*** SELECTED TEXT ***

Sterling was last down 0.6% at $1.2295, having
touched its lowest since November 2023 earlier in the day, while
the cost of hedging against bigger price swings over the coming
month jumped to its highest since the March 2023 banking crisis
.
Global bond yields have soared this week on the back of
concern about rising inflation, reduced chances of a drop in
interest rates, uncertainty over how U.S. President-elect Donald
Trump will conduct foreign or economic policy and the prospect
of trillions of dollars in extra debt.
The UK market has been hit particularly hard. Benchmark
10-year gilt yields have spiked by a quarter point
this week alone to their highest since 2008, as confidence in
Britain's fiscal outlook deteriorates.
Finance minister Rachel Reeves is facing her first major
test, as turmoil in the bond market could force her to cut
future spending.
Ordinarily, higher gilt yields would support the pound, but
right now, that relationship has broken down, reflecting
investors' worry about the country's finances.
"This is the bond market starting to discipline the UK
government. And at the moment they want to fight the market, and
that never ends well," Lloyd Harris, head of fixed income at
Premier Miton Investors, said.
In a statement late on Wednesday, the UK finance ministry
said it would maintain "an iron grip" on the public finances.
Sterling has been one of the best-performing currencies
against the dollar in the last couple of years, largely because
of the Bank of England's policy of keeping UK interest rates
higher for longer than other major central banks, which creates
an incentive for foreign investors to earn interest from UK
assets.
Trump's proposed policies on trade tariffs and immigration
carry the risk of fuelling U.S. price pressures, thereby
limiting the Federal Reserve's ability to cut rates, which has
sent the dollar soaring against virtually every other currency.
The derivatives market shows traders believe the Fed will
deliver one rate cut this year, but are not fully pricing in the
chance of a second. The UK market, meanwhile, shows almost
identical expectations for the BoE.

*** DATA ***

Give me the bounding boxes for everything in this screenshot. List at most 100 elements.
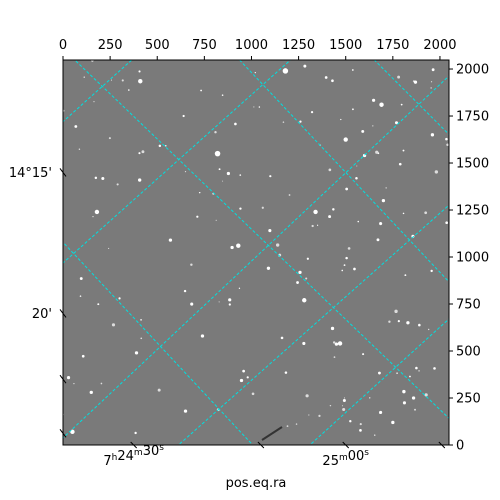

***

◆ **DIRECTION**
Answer these from the sterling report:
(a) At what level was sterling last trading?
(b) Who is head of fixed income at Premier Miton Investors?
(c) How many Fed rate cuts this year do traders believe will come, according to the derivatives market?
The listing plays no part in this.

◆ **EXERCISE ANSWER**
(a) $1.2295, down 0.6%.
(b) Lloyd Harris.
(c) One.